- **Task brief**: Work out how many lines have "стороны" in them. Give only that number.

-- START Records for the exercise --

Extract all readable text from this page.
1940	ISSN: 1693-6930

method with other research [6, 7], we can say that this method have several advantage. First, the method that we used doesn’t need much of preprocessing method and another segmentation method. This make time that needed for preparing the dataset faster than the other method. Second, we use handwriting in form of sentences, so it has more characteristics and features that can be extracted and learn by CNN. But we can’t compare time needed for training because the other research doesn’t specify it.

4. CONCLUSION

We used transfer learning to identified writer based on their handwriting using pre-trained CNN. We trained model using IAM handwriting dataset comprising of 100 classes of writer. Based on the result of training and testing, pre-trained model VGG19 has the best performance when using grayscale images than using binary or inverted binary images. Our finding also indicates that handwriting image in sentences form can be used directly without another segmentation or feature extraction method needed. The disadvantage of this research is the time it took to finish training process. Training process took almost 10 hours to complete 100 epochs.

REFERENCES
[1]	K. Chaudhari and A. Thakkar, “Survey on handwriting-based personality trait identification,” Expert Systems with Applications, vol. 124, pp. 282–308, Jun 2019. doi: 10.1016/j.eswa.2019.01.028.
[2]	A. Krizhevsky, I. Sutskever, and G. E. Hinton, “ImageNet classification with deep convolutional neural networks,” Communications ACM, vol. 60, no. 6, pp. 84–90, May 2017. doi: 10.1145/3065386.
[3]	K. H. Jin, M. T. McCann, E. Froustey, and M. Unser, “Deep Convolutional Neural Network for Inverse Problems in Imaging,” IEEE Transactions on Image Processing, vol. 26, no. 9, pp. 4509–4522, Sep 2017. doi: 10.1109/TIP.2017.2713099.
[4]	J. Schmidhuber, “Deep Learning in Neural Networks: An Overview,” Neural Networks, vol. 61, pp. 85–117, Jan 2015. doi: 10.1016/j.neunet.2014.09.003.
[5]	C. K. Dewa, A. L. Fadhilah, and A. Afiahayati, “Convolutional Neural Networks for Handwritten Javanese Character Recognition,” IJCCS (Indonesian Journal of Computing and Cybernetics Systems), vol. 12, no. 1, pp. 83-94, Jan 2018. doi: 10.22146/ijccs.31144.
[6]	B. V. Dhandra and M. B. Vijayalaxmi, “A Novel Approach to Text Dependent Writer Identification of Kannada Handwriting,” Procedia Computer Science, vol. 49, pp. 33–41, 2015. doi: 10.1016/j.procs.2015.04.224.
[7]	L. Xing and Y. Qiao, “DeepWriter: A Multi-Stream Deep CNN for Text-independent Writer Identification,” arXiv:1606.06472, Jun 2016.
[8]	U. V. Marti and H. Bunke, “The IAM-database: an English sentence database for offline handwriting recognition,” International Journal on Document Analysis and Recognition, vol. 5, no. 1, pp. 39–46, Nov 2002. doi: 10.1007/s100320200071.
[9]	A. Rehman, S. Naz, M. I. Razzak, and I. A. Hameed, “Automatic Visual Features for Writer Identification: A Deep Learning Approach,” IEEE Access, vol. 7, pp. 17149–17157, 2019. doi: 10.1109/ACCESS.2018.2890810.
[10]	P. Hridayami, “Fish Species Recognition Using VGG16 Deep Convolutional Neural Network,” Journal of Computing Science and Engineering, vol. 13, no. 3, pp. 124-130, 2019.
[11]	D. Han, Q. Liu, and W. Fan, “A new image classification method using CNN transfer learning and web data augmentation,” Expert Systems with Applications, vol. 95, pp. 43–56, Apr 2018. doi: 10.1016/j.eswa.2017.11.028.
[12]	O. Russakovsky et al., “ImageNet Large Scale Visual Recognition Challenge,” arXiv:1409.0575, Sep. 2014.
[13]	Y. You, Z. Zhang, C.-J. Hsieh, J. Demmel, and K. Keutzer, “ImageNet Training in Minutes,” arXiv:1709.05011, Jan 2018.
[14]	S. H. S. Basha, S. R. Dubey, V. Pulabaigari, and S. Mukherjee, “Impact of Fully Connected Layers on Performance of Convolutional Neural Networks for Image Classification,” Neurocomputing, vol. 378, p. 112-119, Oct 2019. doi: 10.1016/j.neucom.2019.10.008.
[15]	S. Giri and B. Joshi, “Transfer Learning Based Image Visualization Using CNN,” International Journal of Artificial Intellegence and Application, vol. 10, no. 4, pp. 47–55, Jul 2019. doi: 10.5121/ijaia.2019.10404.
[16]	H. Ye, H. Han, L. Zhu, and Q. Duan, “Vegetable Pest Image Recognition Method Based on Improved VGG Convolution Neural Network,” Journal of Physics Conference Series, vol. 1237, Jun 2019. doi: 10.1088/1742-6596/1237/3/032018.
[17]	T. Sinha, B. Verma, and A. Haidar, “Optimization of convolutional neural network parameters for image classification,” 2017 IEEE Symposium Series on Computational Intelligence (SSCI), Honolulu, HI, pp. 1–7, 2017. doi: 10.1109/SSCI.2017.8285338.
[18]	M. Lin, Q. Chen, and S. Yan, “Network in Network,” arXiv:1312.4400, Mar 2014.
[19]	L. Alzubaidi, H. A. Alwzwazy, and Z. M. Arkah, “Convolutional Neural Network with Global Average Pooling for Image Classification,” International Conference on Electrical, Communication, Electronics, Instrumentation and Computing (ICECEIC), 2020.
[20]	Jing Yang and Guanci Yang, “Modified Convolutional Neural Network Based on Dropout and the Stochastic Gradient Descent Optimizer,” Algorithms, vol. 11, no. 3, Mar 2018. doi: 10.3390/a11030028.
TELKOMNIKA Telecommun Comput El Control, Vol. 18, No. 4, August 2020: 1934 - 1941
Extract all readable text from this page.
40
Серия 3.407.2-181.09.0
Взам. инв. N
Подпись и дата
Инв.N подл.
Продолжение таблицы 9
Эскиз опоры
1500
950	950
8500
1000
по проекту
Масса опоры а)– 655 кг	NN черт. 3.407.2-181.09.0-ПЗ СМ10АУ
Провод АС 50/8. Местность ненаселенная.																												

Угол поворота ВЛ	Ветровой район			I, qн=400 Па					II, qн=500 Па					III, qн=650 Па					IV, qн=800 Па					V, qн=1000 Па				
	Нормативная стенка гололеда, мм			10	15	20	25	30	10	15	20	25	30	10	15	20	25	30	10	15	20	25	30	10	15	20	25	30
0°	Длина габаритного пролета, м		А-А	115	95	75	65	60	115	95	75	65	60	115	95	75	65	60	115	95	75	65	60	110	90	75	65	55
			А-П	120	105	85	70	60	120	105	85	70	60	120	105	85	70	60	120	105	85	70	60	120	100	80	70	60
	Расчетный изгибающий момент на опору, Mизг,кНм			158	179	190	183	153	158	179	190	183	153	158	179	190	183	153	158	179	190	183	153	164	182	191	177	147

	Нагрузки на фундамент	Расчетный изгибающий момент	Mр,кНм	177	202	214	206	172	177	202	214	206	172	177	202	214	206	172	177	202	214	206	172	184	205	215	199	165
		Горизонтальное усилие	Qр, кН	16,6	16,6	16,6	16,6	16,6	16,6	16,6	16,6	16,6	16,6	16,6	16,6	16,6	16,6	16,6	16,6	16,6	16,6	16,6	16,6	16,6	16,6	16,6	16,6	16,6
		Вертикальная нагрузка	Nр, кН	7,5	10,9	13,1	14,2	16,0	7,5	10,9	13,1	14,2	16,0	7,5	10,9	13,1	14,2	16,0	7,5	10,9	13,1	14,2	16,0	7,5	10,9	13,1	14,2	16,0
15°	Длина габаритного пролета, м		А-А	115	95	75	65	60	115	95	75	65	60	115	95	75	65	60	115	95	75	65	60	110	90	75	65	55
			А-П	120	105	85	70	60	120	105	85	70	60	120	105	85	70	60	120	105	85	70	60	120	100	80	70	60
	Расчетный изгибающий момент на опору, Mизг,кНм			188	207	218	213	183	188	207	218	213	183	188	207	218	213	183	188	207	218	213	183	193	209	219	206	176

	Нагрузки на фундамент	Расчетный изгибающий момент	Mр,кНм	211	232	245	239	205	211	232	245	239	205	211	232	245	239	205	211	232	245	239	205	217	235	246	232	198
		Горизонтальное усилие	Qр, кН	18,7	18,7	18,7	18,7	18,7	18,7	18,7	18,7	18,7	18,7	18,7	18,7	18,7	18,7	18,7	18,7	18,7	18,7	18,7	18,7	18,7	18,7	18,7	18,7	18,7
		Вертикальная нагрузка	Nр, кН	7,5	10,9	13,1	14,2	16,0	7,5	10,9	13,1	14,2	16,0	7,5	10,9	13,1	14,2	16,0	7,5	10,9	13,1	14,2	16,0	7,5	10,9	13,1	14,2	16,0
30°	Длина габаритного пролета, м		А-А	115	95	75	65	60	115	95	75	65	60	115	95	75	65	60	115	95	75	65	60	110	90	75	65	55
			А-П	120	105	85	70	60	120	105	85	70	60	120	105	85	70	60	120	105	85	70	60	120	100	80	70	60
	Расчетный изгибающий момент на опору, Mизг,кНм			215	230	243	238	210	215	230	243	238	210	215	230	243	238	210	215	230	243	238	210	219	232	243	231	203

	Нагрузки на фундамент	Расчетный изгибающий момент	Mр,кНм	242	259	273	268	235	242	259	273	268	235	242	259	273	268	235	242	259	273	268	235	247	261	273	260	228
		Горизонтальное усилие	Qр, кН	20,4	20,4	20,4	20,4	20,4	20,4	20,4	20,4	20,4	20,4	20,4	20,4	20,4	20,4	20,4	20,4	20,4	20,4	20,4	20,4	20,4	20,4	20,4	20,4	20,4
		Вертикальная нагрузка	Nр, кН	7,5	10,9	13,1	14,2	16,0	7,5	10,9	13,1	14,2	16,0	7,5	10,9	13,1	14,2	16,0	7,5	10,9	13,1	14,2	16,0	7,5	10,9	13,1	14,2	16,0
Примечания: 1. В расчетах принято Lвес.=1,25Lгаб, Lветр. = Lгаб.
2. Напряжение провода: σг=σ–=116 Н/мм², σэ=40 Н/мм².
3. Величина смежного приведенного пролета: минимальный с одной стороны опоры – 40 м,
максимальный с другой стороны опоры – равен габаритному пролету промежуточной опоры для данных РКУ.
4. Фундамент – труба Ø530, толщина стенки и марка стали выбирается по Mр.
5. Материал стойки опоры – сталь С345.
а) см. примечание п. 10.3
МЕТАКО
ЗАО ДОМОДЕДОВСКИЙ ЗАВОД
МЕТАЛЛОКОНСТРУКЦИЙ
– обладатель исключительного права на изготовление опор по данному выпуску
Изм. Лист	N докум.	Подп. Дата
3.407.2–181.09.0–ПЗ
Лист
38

-- END Records for the exercise --

- **Task output**: 2